Extracted data entries
»»
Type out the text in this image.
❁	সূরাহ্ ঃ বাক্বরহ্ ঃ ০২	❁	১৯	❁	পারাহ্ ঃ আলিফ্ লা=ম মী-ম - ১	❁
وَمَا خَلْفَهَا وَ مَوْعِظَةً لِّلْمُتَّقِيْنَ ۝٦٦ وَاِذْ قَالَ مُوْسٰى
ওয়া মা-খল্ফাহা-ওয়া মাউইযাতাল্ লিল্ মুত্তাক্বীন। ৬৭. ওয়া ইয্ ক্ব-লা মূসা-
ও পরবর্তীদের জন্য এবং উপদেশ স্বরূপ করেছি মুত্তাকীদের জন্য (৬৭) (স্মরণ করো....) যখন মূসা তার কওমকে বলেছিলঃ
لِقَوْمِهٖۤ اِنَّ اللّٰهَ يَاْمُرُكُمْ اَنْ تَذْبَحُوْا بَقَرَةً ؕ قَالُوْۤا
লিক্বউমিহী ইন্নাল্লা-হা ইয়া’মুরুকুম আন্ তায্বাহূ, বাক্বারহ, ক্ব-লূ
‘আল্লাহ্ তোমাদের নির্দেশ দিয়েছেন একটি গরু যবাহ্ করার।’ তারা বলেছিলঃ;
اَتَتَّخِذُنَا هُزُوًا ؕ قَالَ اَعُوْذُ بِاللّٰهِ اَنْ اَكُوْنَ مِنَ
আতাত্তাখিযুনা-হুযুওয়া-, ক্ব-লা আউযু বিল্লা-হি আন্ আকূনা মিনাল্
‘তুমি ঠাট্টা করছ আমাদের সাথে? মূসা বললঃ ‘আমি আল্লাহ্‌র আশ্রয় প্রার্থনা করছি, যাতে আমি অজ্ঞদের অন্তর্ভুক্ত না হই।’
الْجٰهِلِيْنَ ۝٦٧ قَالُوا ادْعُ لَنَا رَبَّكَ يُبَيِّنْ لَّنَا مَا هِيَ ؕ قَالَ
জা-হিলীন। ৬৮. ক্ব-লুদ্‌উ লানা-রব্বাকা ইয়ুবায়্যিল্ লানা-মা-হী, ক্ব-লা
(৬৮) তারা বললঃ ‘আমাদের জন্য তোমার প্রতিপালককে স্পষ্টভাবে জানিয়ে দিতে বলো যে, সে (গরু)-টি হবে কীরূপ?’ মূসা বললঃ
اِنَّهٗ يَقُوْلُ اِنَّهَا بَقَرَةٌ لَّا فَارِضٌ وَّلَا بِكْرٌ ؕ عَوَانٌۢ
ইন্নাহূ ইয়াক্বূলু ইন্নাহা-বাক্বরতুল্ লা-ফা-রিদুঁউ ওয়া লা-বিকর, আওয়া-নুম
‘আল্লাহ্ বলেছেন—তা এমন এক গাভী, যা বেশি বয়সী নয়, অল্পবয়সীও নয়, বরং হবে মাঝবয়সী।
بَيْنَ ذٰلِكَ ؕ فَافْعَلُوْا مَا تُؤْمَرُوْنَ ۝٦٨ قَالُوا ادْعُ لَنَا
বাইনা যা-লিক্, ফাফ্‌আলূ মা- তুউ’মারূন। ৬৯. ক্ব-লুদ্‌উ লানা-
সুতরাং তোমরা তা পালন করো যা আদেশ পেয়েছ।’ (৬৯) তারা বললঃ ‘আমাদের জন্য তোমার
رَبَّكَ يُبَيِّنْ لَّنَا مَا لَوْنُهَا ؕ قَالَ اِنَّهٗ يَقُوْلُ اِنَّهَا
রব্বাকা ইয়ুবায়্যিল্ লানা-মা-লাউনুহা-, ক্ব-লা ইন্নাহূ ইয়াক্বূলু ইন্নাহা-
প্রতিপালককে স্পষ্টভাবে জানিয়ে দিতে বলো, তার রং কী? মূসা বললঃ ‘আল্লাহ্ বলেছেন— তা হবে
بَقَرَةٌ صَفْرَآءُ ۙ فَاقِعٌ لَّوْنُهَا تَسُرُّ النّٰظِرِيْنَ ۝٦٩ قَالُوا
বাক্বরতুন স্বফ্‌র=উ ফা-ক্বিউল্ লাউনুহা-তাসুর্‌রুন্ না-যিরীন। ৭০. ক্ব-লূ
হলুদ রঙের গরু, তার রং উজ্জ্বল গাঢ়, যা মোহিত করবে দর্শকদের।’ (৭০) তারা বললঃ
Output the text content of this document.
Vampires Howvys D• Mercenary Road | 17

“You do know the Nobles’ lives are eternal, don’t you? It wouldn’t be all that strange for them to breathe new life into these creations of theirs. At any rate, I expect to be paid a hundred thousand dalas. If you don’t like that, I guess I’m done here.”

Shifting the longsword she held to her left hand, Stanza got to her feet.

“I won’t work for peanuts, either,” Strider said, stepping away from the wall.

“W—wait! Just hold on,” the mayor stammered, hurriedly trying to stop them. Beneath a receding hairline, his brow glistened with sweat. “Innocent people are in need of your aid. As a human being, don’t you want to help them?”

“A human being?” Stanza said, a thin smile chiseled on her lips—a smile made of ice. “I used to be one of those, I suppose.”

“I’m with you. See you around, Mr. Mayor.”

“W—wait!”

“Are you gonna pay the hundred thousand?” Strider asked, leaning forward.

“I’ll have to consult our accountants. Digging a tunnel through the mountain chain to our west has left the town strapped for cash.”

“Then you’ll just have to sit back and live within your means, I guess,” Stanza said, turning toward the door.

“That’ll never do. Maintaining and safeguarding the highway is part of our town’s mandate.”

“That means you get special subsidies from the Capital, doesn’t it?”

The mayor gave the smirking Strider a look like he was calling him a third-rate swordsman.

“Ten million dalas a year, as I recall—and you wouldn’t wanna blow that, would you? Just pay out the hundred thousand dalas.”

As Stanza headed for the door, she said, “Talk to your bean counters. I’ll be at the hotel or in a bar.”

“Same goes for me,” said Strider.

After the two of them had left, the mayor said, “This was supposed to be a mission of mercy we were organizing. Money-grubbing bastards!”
««
Written exercise - Working from the material above, retype it in its entirety without change.

Reply -
Type out the text in this image.
❁	সূরাহ্ ঃ বাক্বরহ্ ঃ ০২	❁	১৯	❁	পারাহ্ ঃ আলিফ্ লা=ম মী-ম - ১	❁
وَمَا خَلْفَهَا وَ مَوْعِظَةً لِّلْمُتَّقِيْنَ ۝٦٦ وَاِذْ قَالَ مُوْسٰى
ওয়া মা-খল্ফাহা-ওয়া মাউইযাতাল্ লিল্ মুত্তাক্বীন। ৬৭. ওয়া ইয্ ক্ব-লা মূসা-
ও পরবর্তীদের জন্য এবং উপদেশ স্বরূপ করেছি মুত্তাকীদের জন্য (৬৭) (স্মরণ করো....) যখন মূসা তার কওমকে বলেছিলঃ
لِقَوْمِهٖۤ اِنَّ اللّٰهَ يَاْمُرُكُمْ اَنْ تَذْبَحُوْا بَقَرَةً ؕ قَالُوْۤا
লিক্বউমিহী ইন্নাল্লা-হা ইয়া’মুরুকুম আন্ তায্বাহূ, বাক্বারহ, ক্ব-লূ
‘আল্লাহ্ তোমাদের নির্দেশ দিয়েছেন একটি গরু যবাহ্ করার।’ তারা বলেছিলঃ;
اَتَتَّخِذُنَا هُزُوًا ؕ قَالَ اَعُوْذُ بِاللّٰهِ اَنْ اَكُوْنَ مِنَ
আতাত্তাখিযুনা-হুযুওয়া-, ক্ব-লা আউযু বিল্লা-হি আন্ আকূনা মিনাল্
‘তুমি ঠাট্টা করছ আমাদের সাথে? মূসা বললঃ ‘আমি আল্লাহ্‌র আশ্রয় প্রার্থনা করছি, যাতে আমি অজ্ঞদের অন্তর্ভুক্ত না হই।’
الْجٰهِلِيْنَ ۝٦٧ قَالُوا ادْعُ لَنَا رَبَّكَ يُبَيِّنْ لَّنَا مَا هِيَ ؕ قَالَ
জা-হিলীন। ৬৮. ক্ব-লুদ্‌উ লানা-রব্বাকা ইয়ুবায়্যিল্ লানা-মা-হী, ক্ব-লা
(৬৮) তারা বললঃ ‘আমাদের জন্য তোমার প্রতিপালককে স্পষ্টভাবে জানিয়ে দিতে বলো যে, সে (গরু)-টি হবে কীরূপ?’ মূসা বললঃ
اِنَّهٗ يَقُوْلُ اِنَّهَا بَقَرَةٌ لَّا فَارِضٌ وَّلَا بِكْرٌ ؕ عَوَانٌۢ
ইন্নাহূ ইয়াক্বূলু ইন্নাহা-বাক্বরতুল্ লা-ফা-রিদুঁউ ওয়া লা-বিকর, আওয়া-নুম
‘আল্লাহ্ বলেছেন—তা এমন এক গাভী, যা বেশি বয়সী নয়, অল্পবয়সীও নয়, বরং হবে মাঝবয়সী।
بَيْنَ ذٰلِكَ ؕ فَافْعَلُوْا مَا تُؤْمَرُوْنَ ۝٦٨ قَالُوا ادْعُ لَنَا
বাইনা যা-লিক্, ফাফ্‌আলূ মা- তুউ’মারূন। ৬৯. ক্ব-লুদ্‌উ লানা-
সুতরাং তোমরা তা পালন করো যা আদেশ পেয়েছ।’ (৬৯) তারা বললঃ ‘আমাদের জন্য তোমার
رَبَّكَ يُبَيِّنْ لَّنَا مَا لَوْنُهَا ؕ قَالَ اِنَّهٗ يَقُوْلُ اِنَّهَا
রব্বাকা ইয়ুবায়্যিল্ লানা-মা-লাউনুহা-, ক্ব-লা ইন্নাহূ ইয়াক্বূলু ইন্নাহা-
প্রতিপালককে স্পষ্টভাবে জানিয়ে দিতে বলো, তার রং কী? মূসা বললঃ ‘আল্লাহ্ বলেছেন— তা হবে
بَقَرَةٌ صَفْرَآءُ ۙ فَاقِعٌ لَّوْنُهَا تَسُرُّ النّٰظِرِيْنَ ۝٦٩ قَالُوا
বাক্বরতুন স্বফ্‌র=উ ফা-ক্বিউল্ লাউনুহা-তাসুর্‌রুন্ না-যিরীন। ৭০. ক্ব-লূ
হলুদ রঙের গরু, তার রং উজ্জ্বল গাঢ়, যা মোহিত করবে দর্শকদের।’ (৭০) তারা বললঃ
Output the text content of this document.
Vampires Howvys D• Mercenary Road | 17

“You do know the Nobles’ lives are eternal, don’t you? It wouldn’t be all that strange for them to breathe new life into these creations of theirs. At any rate, I expect to be paid a hundred thousand dalas. If you don’t like that, I guess I’m done here.”

Shifting the longsword she held to her left hand, Stanza got to her feet.

“I won’t work for peanuts, either,” Strider said, stepping away from the wall.

“W—wait! Just hold on,” the mayor stammered, hurriedly trying to stop them. Beneath a receding hairline, his brow glistened with sweat. “Innocent people are in need of your aid. As a human being, don’t you want to help them?”

“A human being?” Stanza said, a thin smile chiseled on her lips—a smile made of ice. “I used to be one of those, I suppose.”

“I’m with you. See you around, Mr. Mayor.”

“W—wait!”

“Are you gonna pay the hundred thousand?” Strider asked, leaning forward.

“I’ll have to consult our accountants. Digging a tunnel through the mountain chain to our west has left the town strapped for cash.”

“Then you’ll just have to sit back and live within your means, I guess,” Stanza said, turning toward the door.

“That’ll never do. Maintaining and safeguarding the highway is part of our town’s mandate.”

“That means you get special subsidies from the Capital, doesn’t it?”

The mayor gave the smirking Strider a look like he was calling him a third-rate swordsman.

“Ten million dalas a year, as I recall—and you wouldn’t wanna blow that, would you? Just pay out the hundred thousand dalas.”

As Stanza headed for the door, she said, “Talk to your bean counters. I’ll be at the hotel or in a bar.”

“Same goes for me,” said Strider.

After the two of them had left, the mayor said, “This was supposed to be a mission of mercy we were organizing. Money-grubbing bastards!”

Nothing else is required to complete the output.